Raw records
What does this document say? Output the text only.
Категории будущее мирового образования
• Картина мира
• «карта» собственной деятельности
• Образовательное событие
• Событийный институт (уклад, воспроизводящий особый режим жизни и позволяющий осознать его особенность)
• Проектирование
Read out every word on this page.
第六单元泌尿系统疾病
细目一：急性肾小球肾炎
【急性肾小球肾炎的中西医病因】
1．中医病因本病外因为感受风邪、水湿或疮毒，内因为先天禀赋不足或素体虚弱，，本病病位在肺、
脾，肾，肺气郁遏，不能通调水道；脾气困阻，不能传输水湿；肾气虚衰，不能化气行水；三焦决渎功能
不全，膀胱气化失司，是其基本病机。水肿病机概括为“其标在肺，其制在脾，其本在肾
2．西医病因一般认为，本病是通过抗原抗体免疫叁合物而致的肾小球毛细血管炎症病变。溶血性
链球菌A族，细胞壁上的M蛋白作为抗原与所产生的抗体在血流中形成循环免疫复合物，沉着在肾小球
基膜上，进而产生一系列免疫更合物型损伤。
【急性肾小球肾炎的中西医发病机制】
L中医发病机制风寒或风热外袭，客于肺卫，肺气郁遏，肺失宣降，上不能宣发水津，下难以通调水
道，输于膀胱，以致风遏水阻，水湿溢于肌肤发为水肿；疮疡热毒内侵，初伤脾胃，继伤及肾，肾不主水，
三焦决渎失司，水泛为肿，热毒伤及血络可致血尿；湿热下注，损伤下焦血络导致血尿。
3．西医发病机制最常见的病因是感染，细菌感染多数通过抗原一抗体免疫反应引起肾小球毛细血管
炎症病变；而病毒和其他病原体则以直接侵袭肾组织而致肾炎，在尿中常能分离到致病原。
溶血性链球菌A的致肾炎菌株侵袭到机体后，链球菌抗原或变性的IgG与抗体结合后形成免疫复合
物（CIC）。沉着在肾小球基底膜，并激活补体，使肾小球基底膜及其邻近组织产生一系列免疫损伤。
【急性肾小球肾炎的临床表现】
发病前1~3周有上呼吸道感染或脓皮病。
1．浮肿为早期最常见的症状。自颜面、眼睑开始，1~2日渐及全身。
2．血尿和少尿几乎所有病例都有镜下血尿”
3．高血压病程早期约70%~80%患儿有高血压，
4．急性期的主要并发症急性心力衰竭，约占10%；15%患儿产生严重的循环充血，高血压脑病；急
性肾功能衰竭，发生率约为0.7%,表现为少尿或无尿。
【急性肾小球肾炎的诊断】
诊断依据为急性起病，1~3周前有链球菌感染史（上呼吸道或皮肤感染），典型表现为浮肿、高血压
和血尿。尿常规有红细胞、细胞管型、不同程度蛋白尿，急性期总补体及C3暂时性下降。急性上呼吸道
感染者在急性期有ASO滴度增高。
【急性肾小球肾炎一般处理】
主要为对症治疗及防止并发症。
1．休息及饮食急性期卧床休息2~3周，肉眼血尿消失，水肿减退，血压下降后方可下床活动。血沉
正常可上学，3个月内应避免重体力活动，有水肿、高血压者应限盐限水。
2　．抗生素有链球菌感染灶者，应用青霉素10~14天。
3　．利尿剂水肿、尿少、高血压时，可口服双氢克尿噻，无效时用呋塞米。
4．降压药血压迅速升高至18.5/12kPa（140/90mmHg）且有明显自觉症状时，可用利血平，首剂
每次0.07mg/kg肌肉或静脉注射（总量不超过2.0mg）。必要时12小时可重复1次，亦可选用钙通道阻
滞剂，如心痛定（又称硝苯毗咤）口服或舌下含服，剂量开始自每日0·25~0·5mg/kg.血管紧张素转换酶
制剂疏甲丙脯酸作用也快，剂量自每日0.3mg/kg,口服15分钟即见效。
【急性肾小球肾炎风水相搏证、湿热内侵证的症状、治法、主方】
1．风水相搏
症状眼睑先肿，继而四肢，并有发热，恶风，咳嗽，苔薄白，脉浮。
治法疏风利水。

Stated task: Where a line holds the string "this", copy that line.

Result of the task:
What does this document say? Output the text only.
Read out every word on this page.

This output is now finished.